STATED TASK
For every line in the records that has the word "фамилия", make a copy.

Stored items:
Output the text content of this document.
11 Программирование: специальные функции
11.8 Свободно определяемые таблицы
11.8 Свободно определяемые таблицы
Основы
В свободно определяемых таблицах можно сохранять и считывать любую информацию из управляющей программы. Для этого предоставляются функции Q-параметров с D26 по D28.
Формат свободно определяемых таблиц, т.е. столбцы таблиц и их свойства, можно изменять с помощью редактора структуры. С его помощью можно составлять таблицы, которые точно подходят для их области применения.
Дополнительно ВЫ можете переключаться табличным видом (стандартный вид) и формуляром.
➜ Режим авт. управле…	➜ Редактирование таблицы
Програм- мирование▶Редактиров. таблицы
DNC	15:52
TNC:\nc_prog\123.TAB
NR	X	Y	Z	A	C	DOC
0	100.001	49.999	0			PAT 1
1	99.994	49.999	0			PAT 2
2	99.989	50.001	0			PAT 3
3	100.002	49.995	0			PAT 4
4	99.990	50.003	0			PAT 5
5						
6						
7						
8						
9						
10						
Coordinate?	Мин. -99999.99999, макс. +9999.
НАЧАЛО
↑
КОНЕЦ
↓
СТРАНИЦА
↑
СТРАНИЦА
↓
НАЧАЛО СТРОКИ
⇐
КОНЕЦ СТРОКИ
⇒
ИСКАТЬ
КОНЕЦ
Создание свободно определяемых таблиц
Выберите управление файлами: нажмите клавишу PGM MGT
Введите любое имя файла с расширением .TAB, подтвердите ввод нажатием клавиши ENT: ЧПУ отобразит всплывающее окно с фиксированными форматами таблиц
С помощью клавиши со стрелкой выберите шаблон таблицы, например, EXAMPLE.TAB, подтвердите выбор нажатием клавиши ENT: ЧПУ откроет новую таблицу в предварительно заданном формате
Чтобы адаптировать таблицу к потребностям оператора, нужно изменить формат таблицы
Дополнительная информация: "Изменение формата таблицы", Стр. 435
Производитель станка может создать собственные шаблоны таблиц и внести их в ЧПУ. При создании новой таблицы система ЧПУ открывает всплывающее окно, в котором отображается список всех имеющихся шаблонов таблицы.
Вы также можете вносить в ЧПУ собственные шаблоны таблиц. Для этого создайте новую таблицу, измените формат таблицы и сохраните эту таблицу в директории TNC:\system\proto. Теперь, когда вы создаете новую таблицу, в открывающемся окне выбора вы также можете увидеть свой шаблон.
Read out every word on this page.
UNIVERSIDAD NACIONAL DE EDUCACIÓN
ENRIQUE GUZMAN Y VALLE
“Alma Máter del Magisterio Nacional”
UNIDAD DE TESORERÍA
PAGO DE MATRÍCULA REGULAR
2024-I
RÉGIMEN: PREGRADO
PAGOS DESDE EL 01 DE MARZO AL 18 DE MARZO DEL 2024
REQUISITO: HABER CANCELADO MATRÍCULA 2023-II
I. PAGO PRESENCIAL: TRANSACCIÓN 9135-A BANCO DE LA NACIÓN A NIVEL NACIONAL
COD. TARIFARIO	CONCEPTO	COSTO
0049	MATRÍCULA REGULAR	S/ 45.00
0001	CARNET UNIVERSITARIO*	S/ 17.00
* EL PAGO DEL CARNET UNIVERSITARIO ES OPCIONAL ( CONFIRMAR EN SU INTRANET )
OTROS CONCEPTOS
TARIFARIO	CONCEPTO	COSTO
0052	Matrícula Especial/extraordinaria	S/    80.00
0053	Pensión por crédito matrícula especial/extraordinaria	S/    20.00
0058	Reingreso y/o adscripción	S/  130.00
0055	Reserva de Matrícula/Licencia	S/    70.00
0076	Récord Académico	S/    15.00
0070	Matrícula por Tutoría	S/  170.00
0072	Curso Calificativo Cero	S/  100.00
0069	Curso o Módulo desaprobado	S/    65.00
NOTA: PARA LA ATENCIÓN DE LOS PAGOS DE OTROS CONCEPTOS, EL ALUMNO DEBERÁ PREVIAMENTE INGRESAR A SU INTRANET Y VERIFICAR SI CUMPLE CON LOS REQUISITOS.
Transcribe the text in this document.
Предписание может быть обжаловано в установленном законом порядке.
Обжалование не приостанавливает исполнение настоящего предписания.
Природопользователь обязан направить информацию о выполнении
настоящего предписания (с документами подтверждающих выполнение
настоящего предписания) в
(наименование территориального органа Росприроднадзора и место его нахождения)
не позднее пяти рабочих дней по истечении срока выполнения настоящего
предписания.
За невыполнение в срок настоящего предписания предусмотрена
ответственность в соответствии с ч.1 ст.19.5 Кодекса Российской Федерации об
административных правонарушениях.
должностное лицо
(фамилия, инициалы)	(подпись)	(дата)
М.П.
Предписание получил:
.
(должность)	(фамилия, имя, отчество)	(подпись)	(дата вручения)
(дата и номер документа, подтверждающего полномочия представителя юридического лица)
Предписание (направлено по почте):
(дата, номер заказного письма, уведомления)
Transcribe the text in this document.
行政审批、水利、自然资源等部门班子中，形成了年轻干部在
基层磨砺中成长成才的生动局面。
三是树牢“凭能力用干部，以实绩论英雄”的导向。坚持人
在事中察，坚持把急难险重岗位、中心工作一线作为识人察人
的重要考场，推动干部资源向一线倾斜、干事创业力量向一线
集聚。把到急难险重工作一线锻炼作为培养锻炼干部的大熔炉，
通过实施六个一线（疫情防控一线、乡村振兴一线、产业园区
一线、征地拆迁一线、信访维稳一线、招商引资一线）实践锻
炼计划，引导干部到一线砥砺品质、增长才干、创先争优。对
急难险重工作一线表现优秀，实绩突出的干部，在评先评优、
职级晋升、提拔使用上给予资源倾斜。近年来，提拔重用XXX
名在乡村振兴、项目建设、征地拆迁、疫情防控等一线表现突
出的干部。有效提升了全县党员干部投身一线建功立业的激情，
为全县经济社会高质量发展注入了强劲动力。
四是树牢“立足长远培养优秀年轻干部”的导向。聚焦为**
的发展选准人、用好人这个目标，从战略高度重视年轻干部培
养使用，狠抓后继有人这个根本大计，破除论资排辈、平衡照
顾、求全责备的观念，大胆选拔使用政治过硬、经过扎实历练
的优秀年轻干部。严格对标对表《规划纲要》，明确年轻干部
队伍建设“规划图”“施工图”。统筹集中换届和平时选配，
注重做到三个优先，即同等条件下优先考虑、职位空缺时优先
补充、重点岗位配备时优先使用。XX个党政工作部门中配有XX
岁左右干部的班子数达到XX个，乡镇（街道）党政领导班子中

ANSWER TO THE TASK
(фамилия, инициалы)	(подпись)	(дата)
(должность)	(фамилия, имя, отчество)	(подпись)	(дата вручения)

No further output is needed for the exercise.